### Aim
Repeat the listing word for word. No pictures belong in the copy.

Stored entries
====
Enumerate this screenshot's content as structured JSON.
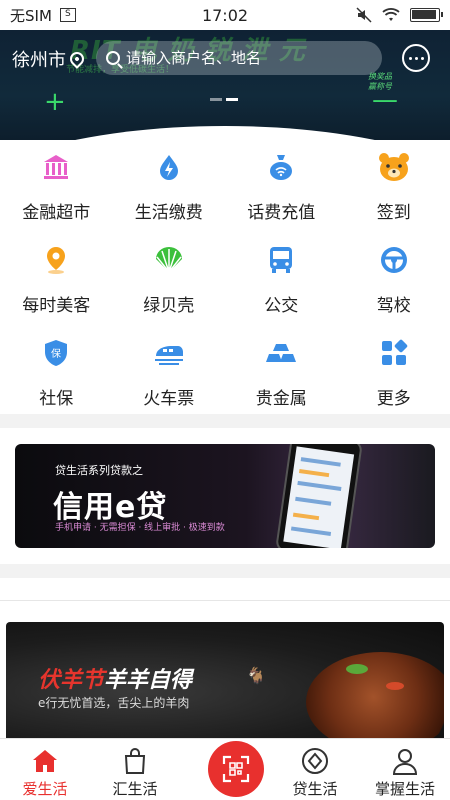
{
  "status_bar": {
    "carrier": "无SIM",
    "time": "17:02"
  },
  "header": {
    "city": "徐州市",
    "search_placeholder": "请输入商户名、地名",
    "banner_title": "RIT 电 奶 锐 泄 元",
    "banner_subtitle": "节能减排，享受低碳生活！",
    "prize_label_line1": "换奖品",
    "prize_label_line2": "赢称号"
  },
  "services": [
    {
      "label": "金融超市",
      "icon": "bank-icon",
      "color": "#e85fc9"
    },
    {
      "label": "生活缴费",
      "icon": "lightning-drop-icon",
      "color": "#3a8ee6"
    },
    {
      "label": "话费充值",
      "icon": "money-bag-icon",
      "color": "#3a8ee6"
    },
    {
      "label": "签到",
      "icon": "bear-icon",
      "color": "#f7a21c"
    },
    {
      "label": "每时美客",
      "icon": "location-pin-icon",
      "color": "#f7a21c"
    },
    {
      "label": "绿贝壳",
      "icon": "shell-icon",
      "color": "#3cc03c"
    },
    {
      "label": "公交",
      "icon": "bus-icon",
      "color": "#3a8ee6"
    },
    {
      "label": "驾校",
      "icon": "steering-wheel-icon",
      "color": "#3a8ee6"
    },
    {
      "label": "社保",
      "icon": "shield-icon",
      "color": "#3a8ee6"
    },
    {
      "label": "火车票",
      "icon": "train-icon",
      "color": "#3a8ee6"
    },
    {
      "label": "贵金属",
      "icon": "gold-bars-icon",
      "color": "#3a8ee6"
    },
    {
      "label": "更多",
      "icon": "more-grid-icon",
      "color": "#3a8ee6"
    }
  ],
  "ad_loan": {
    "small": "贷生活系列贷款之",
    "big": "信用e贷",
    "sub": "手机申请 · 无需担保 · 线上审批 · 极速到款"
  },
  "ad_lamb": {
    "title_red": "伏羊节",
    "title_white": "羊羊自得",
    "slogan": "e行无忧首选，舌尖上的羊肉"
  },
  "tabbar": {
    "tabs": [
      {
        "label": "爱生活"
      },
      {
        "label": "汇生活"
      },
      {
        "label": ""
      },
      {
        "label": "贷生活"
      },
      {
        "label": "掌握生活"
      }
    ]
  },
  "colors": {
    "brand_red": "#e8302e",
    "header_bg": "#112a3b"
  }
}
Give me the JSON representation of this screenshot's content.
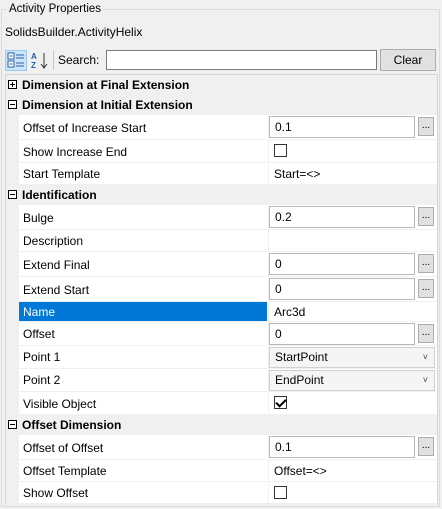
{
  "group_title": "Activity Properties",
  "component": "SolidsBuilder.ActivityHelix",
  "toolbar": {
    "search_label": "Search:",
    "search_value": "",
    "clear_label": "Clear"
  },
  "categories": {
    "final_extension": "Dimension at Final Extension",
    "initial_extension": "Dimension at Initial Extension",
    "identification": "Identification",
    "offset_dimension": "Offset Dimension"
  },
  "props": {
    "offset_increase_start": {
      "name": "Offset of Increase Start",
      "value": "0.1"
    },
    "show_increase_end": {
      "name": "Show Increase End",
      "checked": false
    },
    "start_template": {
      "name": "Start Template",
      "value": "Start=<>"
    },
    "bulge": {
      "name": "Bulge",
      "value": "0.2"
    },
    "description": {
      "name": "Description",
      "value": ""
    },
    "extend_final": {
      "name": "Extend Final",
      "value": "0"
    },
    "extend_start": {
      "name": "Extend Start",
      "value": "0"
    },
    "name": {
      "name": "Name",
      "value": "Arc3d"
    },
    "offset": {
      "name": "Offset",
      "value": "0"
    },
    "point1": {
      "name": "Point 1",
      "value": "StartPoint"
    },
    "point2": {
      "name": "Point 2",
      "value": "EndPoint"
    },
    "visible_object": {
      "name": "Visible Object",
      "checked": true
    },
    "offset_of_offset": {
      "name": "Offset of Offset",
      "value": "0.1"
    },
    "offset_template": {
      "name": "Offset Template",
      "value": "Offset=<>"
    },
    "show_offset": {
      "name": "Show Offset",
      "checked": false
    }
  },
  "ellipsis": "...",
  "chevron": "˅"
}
====
### Correct result
Enumerate this screenshot's content as structured JSON.
{
  "status_bar": {
    "carrier": "无SIM",
    "time": "17:02"
  },
  "header": {
    "city": "徐州市",
    "search_placeholder": "请输入商户名、地名",
    "banner_title": "RIT 电 奶 锐 泄 元",
    "banner_subtitle": "节能减排，享受低碳生活！",
    "prize_label_line1": "换奖品",
    "prize_label_line2": "赢称号"
  },
  "services": [
    {
      "label": "金融超市",
      "icon": "bank-icon",
      "color": "#e85fc9"
    },
    {
      "label": "生活缴费",
      "icon": "lightning-drop-icon",
      "color": "#3a8ee6"
    },
    {
      "label": "话费充值",
      "icon": "money-bag-icon",
      "color": "#3a8ee6"
    },
    {
      "label": "签到",
      "icon": "bear-icon",
      "color": "#f7a21c"
    },
    {
      "label": "每时美客",
      "icon": "location-pin-icon",
      "color": "#f7a21c"
    },
    {
      "label": "绿贝壳",
      "icon": "shell-icon",
      "color": "#3cc03c"
    },
    {
      "label": "公交",
      "icon": "bus-icon",
      "color": "#3a8ee6"
    },
    {
      "label": "驾校",
      "icon": "steering-wheel-icon",
      "color": "#3a8ee6"
    },
    {
      "label": "社保",
      "icon": "shield-icon",
      "color": "#3a8ee6"
    },
    {
      "label": "火车票",
      "icon": "train-icon",
      "color": "#3a8ee6"
    },
    {
      "label": "贵金属",
      "icon": "gold-bars-icon",
      "color": "#3a8ee6"
    },
    {
      "label": "更多",
      "icon": "more-grid-icon",
      "color": "#3a8ee6"
    }
  ],
  "ad_loan": {
    "small": "贷生活系列贷款之",
    "big": "信用e贷",
    "sub": "手机申请 · 无需担保 · 线上审批 · 极速到款"
  },
  "ad_lamb": {
    "title_red": "伏羊节",
    "title_white": "羊羊自得",
    "slogan": "e行无忧首选，舌尖上的羊肉"
  },
  "tabbar": {
    "tabs": [
      {
        "label": "爱生活"
      },
      {
        "label": "汇生活"
      },
      {
        "label": ""
      },
      {
        "label": "贷生活"
      },
      {
        "label": "掌握生活"
      }
    ]
  },
  "colors": {
    "brand_red": "#e8302e",
    "header_bg": "#112a3b"
  }
}
Give me the JSON representation of this screenshot's content.
{
  "group_title": "Activity Properties",
  "component": "SolidsBuilder.ActivityHelix",
  "toolbar": {
    "search_label": "Search:",
    "search_value": "",
    "clear_label": "Clear"
  },
  "categories": {
    "final_extension": "Dimension at Final Extension",
    "initial_extension": "Dimension at Initial Extension",
    "identification": "Identification",
    "offset_dimension": "Offset Dimension"
  },
  "props": {
    "offset_increase_start": {
      "name": "Offset of Increase Start",
      "value": "0.1"
    },
    "show_increase_end": {
      "name": "Show Increase End",
      "checked": false
    },
    "start_template": {
      "name": "Start Template",
      "value": "Start=<>"
    },
    "bulge": {
      "name": "Bulge",
      "value": "0.2"
    },
    "description": {
      "name": "Description",
      "value": ""
    },
    "extend_final": {
      "name": "Extend Final",
      "value": "0"
    },
    "extend_start": {
      "name": "Extend Start",
      "value": "0"
    },
    "name": {
      "name": "Name",
      "value": "Arc3d"
    },
    "offset": {
      "name": "Offset",
      "value": "0"
    },
    "point1": {
      "name": "Point 1",
      "value": "StartPoint"
    },
    "point2": {
      "name": "Point 2",
      "value": "EndPoint"
    },
    "visible_object": {
      "name": "Visible Object",
      "checked": true
    },
    "offset_of_offset": {
      "name": "Offset of Offset",
      "value": "0.1"
    },
    "offset_template": {
      "name": "Offset Template",
      "value": "Offset=<>"
    },
    "show_offset": {
      "name": "Show Offset",
      "checked": false
    }
  },
  "ellipsis": "...",
  "chevron": "˅"
}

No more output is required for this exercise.